- **WORK TO DO**:
Collect each line of the records containing the string "this".

- **DATASET RECORDS**:
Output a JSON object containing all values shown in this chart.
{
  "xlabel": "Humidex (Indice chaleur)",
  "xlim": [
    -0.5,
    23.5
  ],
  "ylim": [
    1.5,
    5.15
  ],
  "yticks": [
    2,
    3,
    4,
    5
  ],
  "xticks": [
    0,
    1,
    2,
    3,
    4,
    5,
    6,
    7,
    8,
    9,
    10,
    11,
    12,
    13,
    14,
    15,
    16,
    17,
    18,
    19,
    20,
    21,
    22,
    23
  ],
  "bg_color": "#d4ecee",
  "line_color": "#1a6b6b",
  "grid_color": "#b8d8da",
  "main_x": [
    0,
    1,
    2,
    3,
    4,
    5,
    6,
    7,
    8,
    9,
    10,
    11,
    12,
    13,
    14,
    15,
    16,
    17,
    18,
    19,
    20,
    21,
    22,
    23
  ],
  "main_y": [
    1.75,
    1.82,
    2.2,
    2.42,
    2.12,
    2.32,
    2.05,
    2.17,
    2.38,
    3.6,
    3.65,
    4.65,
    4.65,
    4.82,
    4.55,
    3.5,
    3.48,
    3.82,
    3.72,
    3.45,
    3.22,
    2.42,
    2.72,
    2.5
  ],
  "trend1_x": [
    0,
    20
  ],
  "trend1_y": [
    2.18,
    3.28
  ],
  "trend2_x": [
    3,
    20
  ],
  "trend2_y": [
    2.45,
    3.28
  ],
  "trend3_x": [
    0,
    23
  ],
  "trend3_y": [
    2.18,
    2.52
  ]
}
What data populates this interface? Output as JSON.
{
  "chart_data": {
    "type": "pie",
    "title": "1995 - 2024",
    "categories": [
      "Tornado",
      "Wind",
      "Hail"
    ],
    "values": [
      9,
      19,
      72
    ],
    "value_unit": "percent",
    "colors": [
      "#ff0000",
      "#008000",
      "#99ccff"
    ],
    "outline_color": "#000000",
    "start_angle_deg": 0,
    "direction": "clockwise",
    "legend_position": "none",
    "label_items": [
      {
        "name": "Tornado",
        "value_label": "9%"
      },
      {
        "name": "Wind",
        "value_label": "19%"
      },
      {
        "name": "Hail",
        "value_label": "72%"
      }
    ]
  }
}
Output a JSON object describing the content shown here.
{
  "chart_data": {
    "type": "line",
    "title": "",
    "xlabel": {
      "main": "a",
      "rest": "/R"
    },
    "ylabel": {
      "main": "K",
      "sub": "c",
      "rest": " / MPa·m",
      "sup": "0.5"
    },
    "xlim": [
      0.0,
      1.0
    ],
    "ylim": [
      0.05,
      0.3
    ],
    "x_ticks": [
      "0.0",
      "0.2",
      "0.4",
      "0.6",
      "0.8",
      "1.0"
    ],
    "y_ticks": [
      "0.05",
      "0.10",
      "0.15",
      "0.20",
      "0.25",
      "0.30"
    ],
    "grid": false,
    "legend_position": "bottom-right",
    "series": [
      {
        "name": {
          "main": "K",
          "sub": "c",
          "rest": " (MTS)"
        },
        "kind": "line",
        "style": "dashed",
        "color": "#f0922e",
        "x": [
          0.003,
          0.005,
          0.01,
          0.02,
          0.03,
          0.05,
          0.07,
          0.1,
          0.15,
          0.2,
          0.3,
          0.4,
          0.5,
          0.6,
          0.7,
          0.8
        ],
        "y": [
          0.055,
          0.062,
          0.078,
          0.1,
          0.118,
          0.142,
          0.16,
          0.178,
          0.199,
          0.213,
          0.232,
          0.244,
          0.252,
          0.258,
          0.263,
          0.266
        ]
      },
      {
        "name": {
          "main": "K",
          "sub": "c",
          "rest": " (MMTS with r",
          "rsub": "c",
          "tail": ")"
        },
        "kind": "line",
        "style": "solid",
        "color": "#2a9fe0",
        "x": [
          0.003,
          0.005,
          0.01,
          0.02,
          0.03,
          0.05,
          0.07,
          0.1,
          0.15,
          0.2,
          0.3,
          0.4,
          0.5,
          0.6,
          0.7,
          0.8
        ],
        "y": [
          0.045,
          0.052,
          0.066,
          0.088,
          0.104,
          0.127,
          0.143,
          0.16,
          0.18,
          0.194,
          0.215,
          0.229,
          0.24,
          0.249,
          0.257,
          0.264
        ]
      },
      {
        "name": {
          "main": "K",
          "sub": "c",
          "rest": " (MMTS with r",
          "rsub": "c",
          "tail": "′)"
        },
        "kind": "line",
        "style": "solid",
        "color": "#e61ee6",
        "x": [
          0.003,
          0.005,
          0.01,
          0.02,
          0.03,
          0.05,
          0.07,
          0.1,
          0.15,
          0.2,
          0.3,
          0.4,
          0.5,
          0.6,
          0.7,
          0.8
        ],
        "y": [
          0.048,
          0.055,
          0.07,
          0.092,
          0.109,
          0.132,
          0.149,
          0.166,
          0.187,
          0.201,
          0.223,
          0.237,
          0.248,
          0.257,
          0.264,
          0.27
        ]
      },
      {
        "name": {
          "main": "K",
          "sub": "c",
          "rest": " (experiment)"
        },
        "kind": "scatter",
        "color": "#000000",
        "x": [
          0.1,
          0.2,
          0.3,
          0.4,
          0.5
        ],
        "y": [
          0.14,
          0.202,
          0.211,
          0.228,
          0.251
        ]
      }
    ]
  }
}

- **RESPONSE BELOW**:
Output a JSON object containing all values shown in this chart.
What data populates this interface? Output as JSON.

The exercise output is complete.